▶ **INFORMATION SUPPLIED**
+ + + + +

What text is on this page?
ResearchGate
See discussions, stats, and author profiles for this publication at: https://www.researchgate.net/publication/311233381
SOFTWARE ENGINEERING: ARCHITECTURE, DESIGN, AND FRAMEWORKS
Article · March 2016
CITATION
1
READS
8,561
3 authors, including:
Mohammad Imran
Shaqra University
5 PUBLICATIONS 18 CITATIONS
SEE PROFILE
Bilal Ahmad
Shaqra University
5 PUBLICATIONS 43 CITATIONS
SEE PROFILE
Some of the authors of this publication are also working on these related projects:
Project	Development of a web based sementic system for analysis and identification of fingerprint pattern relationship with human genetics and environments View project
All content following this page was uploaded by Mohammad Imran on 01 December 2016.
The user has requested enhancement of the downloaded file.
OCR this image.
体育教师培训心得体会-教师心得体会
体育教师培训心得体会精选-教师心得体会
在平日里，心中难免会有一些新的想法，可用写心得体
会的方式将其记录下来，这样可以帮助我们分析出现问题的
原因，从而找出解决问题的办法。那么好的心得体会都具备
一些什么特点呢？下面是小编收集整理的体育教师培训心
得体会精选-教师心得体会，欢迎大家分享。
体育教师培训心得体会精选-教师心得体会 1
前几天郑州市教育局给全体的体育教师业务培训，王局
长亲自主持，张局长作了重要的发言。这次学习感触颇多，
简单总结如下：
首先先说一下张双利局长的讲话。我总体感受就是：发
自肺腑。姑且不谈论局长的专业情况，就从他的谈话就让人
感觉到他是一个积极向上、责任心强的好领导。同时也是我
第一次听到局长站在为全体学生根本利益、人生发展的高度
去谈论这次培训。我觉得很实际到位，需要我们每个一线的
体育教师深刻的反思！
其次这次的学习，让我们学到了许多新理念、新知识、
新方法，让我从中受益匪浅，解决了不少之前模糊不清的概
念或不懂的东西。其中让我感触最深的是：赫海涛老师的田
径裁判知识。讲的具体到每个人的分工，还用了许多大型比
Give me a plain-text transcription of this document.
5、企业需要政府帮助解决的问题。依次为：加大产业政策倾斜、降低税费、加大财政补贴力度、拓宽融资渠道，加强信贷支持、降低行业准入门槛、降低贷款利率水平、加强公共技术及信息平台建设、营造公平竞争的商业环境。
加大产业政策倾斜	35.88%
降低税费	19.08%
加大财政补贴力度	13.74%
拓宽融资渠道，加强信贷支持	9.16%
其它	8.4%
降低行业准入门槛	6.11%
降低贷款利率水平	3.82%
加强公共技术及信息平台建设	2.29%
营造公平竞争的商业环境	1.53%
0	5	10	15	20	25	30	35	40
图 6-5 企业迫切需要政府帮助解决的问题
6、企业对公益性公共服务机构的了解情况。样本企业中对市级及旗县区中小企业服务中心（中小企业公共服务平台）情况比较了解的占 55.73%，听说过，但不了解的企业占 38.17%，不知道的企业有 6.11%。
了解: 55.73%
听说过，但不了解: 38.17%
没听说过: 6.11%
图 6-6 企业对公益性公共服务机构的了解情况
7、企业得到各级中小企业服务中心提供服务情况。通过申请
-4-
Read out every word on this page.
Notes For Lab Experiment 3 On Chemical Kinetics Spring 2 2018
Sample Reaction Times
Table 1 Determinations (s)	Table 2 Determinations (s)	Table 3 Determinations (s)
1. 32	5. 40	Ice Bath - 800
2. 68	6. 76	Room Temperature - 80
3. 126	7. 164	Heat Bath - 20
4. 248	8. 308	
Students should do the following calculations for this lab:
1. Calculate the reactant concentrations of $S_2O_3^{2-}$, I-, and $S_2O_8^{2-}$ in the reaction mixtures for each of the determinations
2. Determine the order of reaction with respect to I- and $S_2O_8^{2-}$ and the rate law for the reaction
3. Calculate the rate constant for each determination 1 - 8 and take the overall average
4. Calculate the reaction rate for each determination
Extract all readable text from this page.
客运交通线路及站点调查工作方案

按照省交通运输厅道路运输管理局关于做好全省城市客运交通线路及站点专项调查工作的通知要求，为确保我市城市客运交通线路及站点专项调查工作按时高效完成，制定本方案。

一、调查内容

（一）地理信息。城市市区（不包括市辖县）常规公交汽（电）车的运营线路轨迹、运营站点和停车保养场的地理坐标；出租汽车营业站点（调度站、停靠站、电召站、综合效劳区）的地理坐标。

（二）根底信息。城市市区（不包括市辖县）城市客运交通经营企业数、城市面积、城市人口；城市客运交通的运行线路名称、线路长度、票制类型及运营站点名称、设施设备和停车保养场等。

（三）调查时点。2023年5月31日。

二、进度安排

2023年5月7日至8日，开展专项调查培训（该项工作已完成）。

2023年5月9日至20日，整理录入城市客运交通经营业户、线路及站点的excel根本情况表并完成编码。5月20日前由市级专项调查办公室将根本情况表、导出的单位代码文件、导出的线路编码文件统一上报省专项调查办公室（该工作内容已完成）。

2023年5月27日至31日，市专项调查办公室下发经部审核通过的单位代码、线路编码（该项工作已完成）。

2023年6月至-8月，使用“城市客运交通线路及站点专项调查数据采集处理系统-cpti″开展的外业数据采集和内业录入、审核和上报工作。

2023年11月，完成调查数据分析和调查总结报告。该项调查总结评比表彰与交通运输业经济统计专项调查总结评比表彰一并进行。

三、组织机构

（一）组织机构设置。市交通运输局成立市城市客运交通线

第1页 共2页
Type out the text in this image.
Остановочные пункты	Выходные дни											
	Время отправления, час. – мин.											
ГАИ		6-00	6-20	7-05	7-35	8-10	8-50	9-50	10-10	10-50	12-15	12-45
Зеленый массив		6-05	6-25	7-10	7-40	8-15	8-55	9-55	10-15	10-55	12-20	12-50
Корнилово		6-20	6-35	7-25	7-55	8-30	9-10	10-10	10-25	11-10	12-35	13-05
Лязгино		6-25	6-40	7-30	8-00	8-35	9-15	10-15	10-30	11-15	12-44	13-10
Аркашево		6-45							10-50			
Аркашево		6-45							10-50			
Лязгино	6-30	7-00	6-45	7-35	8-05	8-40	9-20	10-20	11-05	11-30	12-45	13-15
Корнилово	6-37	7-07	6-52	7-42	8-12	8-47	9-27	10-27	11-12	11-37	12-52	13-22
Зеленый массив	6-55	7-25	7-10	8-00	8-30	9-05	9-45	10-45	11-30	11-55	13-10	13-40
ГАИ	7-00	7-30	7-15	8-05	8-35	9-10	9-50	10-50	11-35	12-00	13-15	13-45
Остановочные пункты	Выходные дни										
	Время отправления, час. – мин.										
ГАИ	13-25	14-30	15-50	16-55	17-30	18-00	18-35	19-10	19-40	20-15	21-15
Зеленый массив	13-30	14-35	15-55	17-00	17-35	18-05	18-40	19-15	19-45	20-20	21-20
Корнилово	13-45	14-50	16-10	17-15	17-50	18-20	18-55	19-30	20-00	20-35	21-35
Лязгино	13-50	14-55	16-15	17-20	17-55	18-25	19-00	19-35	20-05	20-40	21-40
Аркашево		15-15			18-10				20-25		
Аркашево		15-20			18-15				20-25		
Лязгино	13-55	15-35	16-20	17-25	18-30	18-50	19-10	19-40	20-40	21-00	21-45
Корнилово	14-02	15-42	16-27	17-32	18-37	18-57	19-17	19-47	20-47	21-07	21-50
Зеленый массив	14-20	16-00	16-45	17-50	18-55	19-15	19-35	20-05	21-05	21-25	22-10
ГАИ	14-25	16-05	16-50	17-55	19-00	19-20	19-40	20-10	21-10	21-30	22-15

+ + + + +

▶ **SET EXERCISE**
Each line in the data that holds the string "массив" should be found and copied.

▶ **RESULT OF THE EXERCISE**
Зеленый массив		6-05	6-25	7-10	7-40	8-15	8-55	9-55	10-15	10-55	12-20	12-50
Зеленый массив	6-55	7-25	7-10	8-00	8-30	9-05	9-45	10-45	11-30	11-55	13-10	13-40
Зеленый массив	13-30	14-35	15-55	17-00	17-35	18-05	18-40	19-15	19-45	20-20	21-20
Зеленый массив	14-20	16-00	16-45	17-50	18-55	19-15	19-35	20-05	21-05	21-25	22-10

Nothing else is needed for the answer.